Please output the lines shown below exactly as they appear.

Given records:
★ ★ ★
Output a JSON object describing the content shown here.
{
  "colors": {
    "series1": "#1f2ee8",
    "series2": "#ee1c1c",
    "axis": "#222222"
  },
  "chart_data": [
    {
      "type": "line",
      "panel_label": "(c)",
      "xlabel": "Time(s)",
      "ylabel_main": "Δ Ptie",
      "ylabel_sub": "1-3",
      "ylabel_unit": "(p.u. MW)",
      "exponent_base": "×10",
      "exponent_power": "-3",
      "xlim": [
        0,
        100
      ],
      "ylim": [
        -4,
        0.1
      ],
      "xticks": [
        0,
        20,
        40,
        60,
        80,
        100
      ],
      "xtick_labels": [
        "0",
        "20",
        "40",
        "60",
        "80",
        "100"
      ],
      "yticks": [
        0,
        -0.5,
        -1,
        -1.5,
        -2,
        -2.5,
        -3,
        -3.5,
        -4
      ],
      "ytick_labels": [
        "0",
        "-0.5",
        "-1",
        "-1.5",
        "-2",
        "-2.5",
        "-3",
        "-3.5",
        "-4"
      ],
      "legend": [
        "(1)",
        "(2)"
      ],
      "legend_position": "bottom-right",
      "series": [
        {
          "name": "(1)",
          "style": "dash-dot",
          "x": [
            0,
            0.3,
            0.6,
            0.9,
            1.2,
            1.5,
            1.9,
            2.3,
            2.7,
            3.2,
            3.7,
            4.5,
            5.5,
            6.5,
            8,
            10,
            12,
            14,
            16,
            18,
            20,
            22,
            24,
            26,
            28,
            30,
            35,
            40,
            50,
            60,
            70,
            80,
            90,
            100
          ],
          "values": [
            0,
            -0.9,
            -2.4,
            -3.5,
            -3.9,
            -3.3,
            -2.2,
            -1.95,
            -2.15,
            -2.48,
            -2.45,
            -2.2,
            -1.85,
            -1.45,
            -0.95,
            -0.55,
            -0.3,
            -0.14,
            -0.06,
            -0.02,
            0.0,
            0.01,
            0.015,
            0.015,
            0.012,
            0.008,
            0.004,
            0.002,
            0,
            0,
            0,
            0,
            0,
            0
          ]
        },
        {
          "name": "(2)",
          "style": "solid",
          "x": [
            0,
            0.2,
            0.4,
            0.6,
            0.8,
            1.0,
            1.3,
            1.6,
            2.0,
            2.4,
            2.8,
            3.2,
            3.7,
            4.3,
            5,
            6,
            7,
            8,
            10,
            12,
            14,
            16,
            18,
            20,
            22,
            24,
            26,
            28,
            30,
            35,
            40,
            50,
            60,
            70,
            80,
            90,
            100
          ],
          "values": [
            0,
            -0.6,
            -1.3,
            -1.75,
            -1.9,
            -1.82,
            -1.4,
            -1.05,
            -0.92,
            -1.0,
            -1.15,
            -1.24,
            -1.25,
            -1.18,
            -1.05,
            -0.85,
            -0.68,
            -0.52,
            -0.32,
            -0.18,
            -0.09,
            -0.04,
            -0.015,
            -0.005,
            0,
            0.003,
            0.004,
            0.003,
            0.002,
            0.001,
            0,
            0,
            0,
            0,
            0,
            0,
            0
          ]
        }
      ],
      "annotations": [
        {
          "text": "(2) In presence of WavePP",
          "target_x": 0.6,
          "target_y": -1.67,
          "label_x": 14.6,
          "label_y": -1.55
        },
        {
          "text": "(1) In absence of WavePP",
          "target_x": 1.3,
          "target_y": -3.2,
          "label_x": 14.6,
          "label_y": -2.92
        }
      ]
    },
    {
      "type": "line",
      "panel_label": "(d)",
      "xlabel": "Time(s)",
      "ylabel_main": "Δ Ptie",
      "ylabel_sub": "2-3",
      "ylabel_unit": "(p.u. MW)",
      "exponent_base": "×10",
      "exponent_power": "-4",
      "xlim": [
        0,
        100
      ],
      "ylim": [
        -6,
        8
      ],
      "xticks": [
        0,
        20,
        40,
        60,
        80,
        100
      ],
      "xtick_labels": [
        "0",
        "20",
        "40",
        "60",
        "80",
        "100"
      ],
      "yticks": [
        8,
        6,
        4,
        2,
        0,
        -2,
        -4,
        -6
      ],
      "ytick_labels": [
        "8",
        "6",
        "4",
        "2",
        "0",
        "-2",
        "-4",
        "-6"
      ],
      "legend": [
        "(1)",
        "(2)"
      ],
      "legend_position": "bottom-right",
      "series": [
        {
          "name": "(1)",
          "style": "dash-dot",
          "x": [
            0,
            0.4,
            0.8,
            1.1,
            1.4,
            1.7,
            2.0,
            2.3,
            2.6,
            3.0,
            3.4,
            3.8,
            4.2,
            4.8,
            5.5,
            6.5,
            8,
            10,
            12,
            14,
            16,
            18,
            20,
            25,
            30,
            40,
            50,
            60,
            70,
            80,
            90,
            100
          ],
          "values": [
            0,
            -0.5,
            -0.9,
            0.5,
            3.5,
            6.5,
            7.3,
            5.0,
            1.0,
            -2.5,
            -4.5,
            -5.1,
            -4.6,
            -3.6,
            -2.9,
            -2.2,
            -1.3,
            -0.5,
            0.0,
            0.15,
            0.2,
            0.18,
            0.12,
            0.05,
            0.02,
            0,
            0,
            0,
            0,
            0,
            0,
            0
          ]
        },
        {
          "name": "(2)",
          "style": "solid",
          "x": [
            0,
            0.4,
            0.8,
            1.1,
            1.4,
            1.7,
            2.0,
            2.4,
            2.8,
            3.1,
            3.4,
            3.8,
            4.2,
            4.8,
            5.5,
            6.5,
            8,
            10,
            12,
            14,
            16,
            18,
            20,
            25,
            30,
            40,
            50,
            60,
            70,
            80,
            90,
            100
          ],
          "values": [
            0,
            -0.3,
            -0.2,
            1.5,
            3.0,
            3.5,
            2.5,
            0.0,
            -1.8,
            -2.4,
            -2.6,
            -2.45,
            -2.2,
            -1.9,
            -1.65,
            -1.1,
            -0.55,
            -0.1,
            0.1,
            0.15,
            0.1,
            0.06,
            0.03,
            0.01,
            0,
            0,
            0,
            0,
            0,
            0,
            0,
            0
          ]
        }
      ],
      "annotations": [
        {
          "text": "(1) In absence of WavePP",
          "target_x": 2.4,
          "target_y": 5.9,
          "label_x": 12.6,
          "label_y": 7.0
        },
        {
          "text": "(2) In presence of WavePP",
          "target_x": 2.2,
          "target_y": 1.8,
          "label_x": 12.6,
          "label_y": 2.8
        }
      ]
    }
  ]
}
★ ★ ★
Solved exercise:
Output a JSON object describing the content shown here.
{
  "colors": {
    "series1": "#1f2ee8",
    "series2": "#ee1c1c",
    "axis": "#222222"
  },
  "chart_data": [
    {
      "type": "line",
      "panel_label": "(c)",
      "xlabel": "Time(s)",
      "ylabel_main": "Δ Ptie",
      "ylabel_sub": "1-3",
      "ylabel_unit": "(p.u. MW)",
      "exponent_base": "×10",
      "exponent_power": "-3",
      "xlim": [
        0,
        100
      ],
      "ylim": [
        -4,
        0.1
      ],
      "xticks": [
        0,
        20,
        40,
        60,
        80,
        100
      ],
      "xtick_labels": [
        "0",
        "20",
        "40",
        "60",
        "80",
        "100"
      ],
      "yticks": [
        0,
        -0.5,
        -1,
        -1.5,
        -2,
        -2.5,
        -3,
        -3.5,
        -4
      ],
      "ytick_labels": [
        "0",
        "-0.5",
        "-1",
        "-1.5",
        "-2",
        "-2.5",
        "-3",
        "-3.5",
        "-4"
      ],
      "legend": [
        "(1)",
        "(2)"
      ],
      "legend_position": "bottom-right",
      "series": [
        {
          "name": "(1)",
          "style": "dash-dot",
          "x": [
            0,
            0.3,
            0.6,
            0.9,
            1.2,
            1.5,
            1.9,
            2.3,
            2.7,
            3.2,
            3.7,
            4.5,
            5.5,
            6.5,
            8,
            10,
            12,
            14,
            16,
            18,
            20,
            22,
            24,
            26,
            28,
            30,
            35,
            40,
            50,
            60,
            70,
            80,
            90,
            100
          ],
          "values": [
            0,
            -0.9,
            -2.4,
            -3.5,
            -3.9,
            -3.3,
            -2.2,
            -1.95,
            -2.15,
            -2.48,
            -2.45,
            -2.2,
            -1.85,
            -1.45,
            -0.95,
            -0.55,
            -0.3,
            -0.14,
            -0.06,
            -0.02,
            0.0,
            0.01,
            0.015,
            0.015,
            0.012,
            0.008,
            0.004,
            0.002,
            0,
            0,
            0,
            0,
            0,
            0
          ]
        },
        {
          "name": "(2)",
          "style": "solid",
          "x": [
            0,
            0.2,
            0.4,
            0.6,
            0.8,
            1.0,
            1.3,
            1.6,
            2.0,
            2.4,
            2.8,
            3.2,
            3.7,
            4.3,
            5,
            6,
            7,
            8,
            10,
            12,
            14,
            16,
            18,
            20,
            22,
            24,
            26,
            28,
            30,
            35,
            40,
            50,
            60,
            70,
            80,
            90,
            100
          ],
          "values": [
            0,
            -0.6,
            -1.3,
            -1.75,
            -1.9,
            -1.82,
            -1.4,
            -1.05,
            -0.92,
            -1.0,
            -1.15,
            -1.24,
            -1.25,
            -1.18,
            -1.05,
            -0.85,
            -0.68,
            -0.52,
            -0.32,
            -0.18,
            -0.09,
            -0.04,
            -0.015,
            -0.005,
            0,
            0.003,
            0.004,
            0.003,
            0.002,
            0.001,
            0,
            0,
            0,
            0,
            0,
            0,
            0
          ]
        }
      ],
      "annotations": [
        {
          "text": "(2) In presence of WavePP",
          "target_x": 0.6,
          "target_y": -1.67,
          "label_x": 14.6,
          "label_y": -1.55
        },
        {
          "text": "(1) In absence of WavePP",
          "target_x": 1.3,
          "target_y": -3.2,
          "label_x": 14.6,
          "label_y": -2.92
        }
      ]
    },
    {
      "type": "line",
      "panel_label": "(d)",
      "xlabel": "Time(s)",
      "ylabel_main": "Δ Ptie",
      "ylabel_sub": "2-3",
      "ylabel_unit": "(p.u. MW)",
      "exponent_base": "×10",
      "exponent_power": "-4",
      "xlim": [
        0,
        100
      ],
      "ylim": [
        -6,
        8
      ],
      "xticks": [
        0,
        20,
        40,
        60,
        80,
        100
      ],
      "xtick_labels": [
        "0",
        "20",
        "40",
        "60",
        "80",
        "100"
      ],
      "yticks": [
        8,
        6,
        4,
        2,
        0,
        -2,
        -4,
        -6
      ],
      "ytick_labels": [
        "8",
        "6",
        "4",
        "2",
        "0",
        "-2",
        "-4",
        "-6"
      ],
      "legend": [
        "(1)",
        "(2)"
      ],
      "legend_position": "bottom-right",
      "series": [
        {
          "name": "(1)",
          "style": "dash-dot",
          "x": [
            0,
            0.4,
            0.8,
            1.1,
            1.4,
            1.7,
            2.0,
            2.3,
            2.6,
            3.0,
            3.4,
            3.8,
            4.2,
            4.8,
            5.5,
            6.5,
            8,
            10,
            12,
            14,
            16,
            18,
            20,
            25,
            30,
            40,
            50,
            60,
            70,
            80,
            90,
            100
          ],
          "values": [
            0,
            -0.5,
            -0.9,
            0.5,
            3.5,
            6.5,
            7.3,
            5.0,
            1.0,
            -2.5,
            -4.5,
            -5.1,
            -4.6,
            -3.6,
            -2.9,
            -2.2,
            -1.3,
            -0.5,
            0.0,
            0.15,
            0.2,
            0.18,
            0.12,
            0.05,
            0.02,
            0,
            0,
            0,
            0,
            0,
            0,
            0
          ]
        },
        {
          "name": "(2)",
          "style": "solid",
          "x": [
            0,
            0.4,
            0.8,
            1.1,
            1.4,
            1.7,
            2.0,
            2.4,
            2.8,
            3.1,
            3.4,
            3.8,
            4.2,
            4.8,
            5.5,
            6.5,
            8,
            10,
            12,
            14,
            16,
            18,
            20,
            25,
            30,
            40,
            50,
            60,
            70,
            80,
            90,
            100
          ],
          "values": [
            0,
            -0.3,
            -0.2,
            1.5,
            3.0,
            3.5,
            2.5,
            0.0,
            -1.8,
            -2.4,
            -2.6,
            -2.45,
            -2.2,
            -1.9,
            -1.65,
            -1.1,
            -0.55,
            -0.1,
            0.1,
            0.15,
            0.1,
            0.06,
            0.03,
            0.01,
            0,
            0,
            0,
            0,
            0,
            0,
            0,
            0
          ]
        }
      ],
      "annotations": [
        {
          "text": "(1) In absence of WavePP",
          "target_x": 2.4,
          "target_y": 5.9,
          "label_x": 12.6,
          "label_y": 7.0
        },
        {
          "text": "(2) In presence of WavePP",
          "target_x": 2.2,
          "target_y": 1.8,
          "label_x": 12.6,
          "label_y": 2.8
        }
      ]
    }
  ]
}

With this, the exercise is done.